(Source data)
⟨
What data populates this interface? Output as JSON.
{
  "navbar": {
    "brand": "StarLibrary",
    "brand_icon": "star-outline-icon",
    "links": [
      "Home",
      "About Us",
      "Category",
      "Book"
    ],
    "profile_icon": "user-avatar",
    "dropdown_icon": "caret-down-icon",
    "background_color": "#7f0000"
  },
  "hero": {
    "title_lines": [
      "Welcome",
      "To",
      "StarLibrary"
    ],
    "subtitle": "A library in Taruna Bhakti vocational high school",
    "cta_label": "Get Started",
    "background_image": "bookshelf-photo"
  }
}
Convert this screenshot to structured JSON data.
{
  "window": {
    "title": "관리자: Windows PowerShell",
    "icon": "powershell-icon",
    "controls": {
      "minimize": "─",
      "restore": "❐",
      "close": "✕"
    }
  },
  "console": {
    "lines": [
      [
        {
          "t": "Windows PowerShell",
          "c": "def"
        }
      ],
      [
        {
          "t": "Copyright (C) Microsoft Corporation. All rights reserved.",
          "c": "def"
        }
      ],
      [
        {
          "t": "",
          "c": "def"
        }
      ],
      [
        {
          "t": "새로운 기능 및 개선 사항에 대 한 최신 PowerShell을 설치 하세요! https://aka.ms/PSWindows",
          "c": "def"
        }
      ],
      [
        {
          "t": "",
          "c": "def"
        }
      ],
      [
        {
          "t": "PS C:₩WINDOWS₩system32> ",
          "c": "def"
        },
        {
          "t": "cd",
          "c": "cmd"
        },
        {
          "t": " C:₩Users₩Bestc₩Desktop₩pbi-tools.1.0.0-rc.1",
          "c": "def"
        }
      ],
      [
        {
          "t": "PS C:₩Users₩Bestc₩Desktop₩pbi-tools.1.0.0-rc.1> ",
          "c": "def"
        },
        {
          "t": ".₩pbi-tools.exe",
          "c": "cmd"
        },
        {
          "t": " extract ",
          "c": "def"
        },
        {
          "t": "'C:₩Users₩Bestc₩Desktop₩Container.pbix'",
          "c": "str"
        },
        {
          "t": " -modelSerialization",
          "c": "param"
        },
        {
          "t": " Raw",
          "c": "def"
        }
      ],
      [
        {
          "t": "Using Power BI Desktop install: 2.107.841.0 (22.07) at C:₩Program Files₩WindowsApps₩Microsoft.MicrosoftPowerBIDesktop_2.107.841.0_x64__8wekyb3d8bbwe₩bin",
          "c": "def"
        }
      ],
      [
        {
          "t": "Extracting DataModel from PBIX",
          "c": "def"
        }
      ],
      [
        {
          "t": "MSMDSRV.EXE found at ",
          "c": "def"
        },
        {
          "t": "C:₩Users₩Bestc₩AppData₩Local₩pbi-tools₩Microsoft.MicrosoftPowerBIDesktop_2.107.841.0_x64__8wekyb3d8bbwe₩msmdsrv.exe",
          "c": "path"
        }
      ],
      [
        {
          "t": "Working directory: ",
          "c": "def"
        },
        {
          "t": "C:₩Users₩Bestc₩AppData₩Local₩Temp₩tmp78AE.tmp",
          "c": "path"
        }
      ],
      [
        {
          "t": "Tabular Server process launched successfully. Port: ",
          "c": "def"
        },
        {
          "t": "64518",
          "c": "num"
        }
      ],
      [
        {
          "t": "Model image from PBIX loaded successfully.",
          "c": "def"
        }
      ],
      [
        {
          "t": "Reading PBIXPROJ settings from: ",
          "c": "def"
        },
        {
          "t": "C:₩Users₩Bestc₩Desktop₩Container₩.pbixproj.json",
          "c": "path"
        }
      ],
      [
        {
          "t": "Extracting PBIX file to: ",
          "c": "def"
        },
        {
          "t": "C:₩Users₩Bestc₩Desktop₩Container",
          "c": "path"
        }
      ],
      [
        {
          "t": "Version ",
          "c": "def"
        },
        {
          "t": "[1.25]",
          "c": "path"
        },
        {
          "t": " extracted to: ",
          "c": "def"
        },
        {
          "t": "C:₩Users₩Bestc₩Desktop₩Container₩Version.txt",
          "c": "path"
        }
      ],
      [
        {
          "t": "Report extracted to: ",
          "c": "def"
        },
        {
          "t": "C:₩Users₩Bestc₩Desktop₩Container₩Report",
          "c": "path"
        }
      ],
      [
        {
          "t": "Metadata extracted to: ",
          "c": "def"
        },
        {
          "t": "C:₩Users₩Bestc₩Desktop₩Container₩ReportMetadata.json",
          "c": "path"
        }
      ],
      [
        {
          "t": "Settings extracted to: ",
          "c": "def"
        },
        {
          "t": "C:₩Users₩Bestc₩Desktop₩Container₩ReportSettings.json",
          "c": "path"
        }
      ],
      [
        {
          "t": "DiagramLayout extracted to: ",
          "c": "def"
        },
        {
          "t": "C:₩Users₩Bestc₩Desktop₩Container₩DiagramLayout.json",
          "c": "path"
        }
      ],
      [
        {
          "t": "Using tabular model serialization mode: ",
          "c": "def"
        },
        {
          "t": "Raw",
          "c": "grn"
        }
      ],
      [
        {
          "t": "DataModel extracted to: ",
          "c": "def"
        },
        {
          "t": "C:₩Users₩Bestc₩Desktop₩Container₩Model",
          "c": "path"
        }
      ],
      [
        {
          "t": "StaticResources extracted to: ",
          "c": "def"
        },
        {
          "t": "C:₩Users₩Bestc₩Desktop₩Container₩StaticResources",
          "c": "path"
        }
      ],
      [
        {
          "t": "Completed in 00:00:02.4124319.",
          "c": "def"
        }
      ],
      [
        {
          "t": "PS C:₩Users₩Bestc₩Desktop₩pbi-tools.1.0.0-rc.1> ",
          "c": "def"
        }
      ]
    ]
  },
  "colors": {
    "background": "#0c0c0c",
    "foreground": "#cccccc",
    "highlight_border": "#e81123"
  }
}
⟩
_What needs to be done_.
Every entry should be printed again exactly as it stands.

_Correct result_.
What data populates this interface? Output as JSON.
{
  "navbar": {
    "brand": "StarLibrary",
    "brand_icon": "star-outline-icon",
    "links": [
      "Home",
      "About Us",
      "Category",
      "Book"
    ],
    "profile_icon": "user-avatar",
    "dropdown_icon": "caret-down-icon",
    "background_color": "#7f0000"
  },
  "hero": {
    "title_lines": [
      "Welcome",
      "To",
      "StarLibrary"
    ],
    "subtitle": "A library in Taruna Bhakti vocational high school",
    "cta_label": "Get Started",
    "background_image": "bookshelf-photo"
  }
}
Convert this screenshot to structured JSON data.
{
  "window": {
    "title": "관리자: Windows PowerShell",
    "icon": "powershell-icon",
    "controls": {
      "minimize": "─",
      "restore": "❐",
      "close": "✕"
    }
  },
  "console": {
    "lines": [
      [
        {
          "t": "Windows PowerShell",
          "c": "def"
        }
      ],
      [
        {
          "t": "Copyright (C) Microsoft Corporation. All rights reserved.",
          "c": "def"
        }
      ],
      [
        {
          "t": "",
          "c": "def"
        }
      ],
      [
        {
          "t": "새로운 기능 및 개선 사항에 대 한 최신 PowerShell을 설치 하세요! https://aka.ms/PSWindows",
          "c": "def"
        }
      ],
      [
        {
          "t": "",
          "c": "def"
        }
      ],
      [
        {
          "t": "PS C:₩WINDOWS₩system32> ",
          "c": "def"
        },
        {
          "t": "cd",
          "c": "cmd"
        },
        {
          "t": " C:₩Users₩Bestc₩Desktop₩pbi-tools.1.0.0-rc.1",
          "c": "def"
        }
      ],
      [
        {
          "t": "PS C:₩Users₩Bestc₩Desktop₩pbi-tools.1.0.0-rc.1> ",
          "c": "def"
        },
        {
          "t": ".₩pbi-tools.exe",
          "c": "cmd"
        },
        {
          "t": " extract ",
          "c": "def"
        },
        {
          "t": "'C:₩Users₩Bestc₩Desktop₩Container.pbix'",
          "c": "str"
        },
        {
          "t": " -modelSerialization",
          "c": "param"
        },
        {
          "t": " Raw",
          "c": "def"
        }
      ],
      [
        {
          "t": "Using Power BI Desktop install: 2.107.841.0 (22.07) at C:₩Program Files₩WindowsApps₩Microsoft.MicrosoftPowerBIDesktop_2.107.841.0_x64__8wekyb3d8bbwe₩bin",
          "c": "def"
        }
      ],
      [
        {
          "t": "Extracting DataModel from PBIX",
          "c": "def"
        }
      ],
      [
        {
          "t": "MSMDSRV.EXE found at ",
          "c": "def"
        },
        {
          "t": "C:₩Users₩Bestc₩AppData₩Local₩pbi-tools₩Microsoft.MicrosoftPowerBIDesktop_2.107.841.0_x64__8wekyb3d8bbwe₩msmdsrv.exe",
          "c": "path"
        }
      ],
      [
        {
          "t": "Working directory: ",
          "c": "def"
        },
        {
          "t": "C:₩Users₩Bestc₩AppData₩Local₩Temp₩tmp78AE.tmp",
          "c": "path"
        }
      ],
      [
        {
          "t": "Tabular Server process launched successfully. Port: ",
          "c": "def"
        },
        {
          "t": "64518",
          "c": "num"
        }
      ],
      [
        {
          "t": "Model image from PBIX loaded successfully.",
          "c": "def"
        }
      ],
      [
        {
          "t": "Reading PBIXPROJ settings from: ",
          "c": "def"
        },
        {
          "t": "C:₩Users₩Bestc₩Desktop₩Container₩.pbixproj.json",
          "c": "path"
        }
      ],
      [
        {
          "t": "Extracting PBIX file to: ",
          "c": "def"
        },
        {
          "t": "C:₩Users₩Bestc₩Desktop₩Container",
          "c": "path"
        }
      ],
      [
        {
          "t": "Version ",
          "c": "def"
        },
        {
          "t": "[1.25]",
          "c": "path"
        },
        {
          "t": " extracted to: ",
          "c": "def"
        },
        {
          "t": "C:₩Users₩Bestc₩Desktop₩Container₩Version.txt",
          "c": "path"
        }
      ],
      [
        {
          "t": "Report extracted to: ",
          "c": "def"
        },
        {
          "t": "C:₩Users₩Bestc₩Desktop₩Container₩Report",
          "c": "path"
        }
      ],
      [
        {
          "t": "Metadata extracted to: ",
          "c": "def"
        },
        {
          "t": "C:₩Users₩Bestc₩Desktop₩Container₩ReportMetadata.json",
          "c": "path"
        }
      ],
      [
        {
          "t": "Settings extracted to: ",
          "c": "def"
        },
        {
          "t": "C:₩Users₩Bestc₩Desktop₩Container₩ReportSettings.json",
          "c": "path"
        }
      ],
      [
        {
          "t": "DiagramLayout extracted to: ",
          "c": "def"
        },
        {
          "t": "C:₩Users₩Bestc₩Desktop₩Container₩DiagramLayout.json",
          "c": "path"
        }
      ],
      [
        {
          "t": "Using tabular model serialization mode: ",
          "c": "def"
        },
        {
          "t": "Raw",
          "c": "grn"
        }
      ],
      [
        {
          "t": "DataModel extracted to: ",
          "c": "def"
        },
        {
          "t": "C:₩Users₩Bestc₩Desktop₩Container₩Model",
          "c": "path"
        }
      ],
      [
        {
          "t": "StaticResources extracted to: ",
          "c": "def"
        },
        {
          "t": "C:₩Users₩Bestc₩Desktop₩Container₩StaticResources",
          "c": "path"
        }
      ],
      [
        {
          "t": "Completed in 00:00:02.4124319.",
          "c": "def"
        }
      ],
      [
        {
          "t": "PS C:₩Users₩Bestc₩Desktop₩pbi-tools.1.0.0-rc.1> ",
          "c": "def"
        }
      ]
    ]
  },
  "colors": {
    "background": "#0c0c0c",
    "foreground": "#cccccc",
    "highlight_border": "#e81123"
  }
}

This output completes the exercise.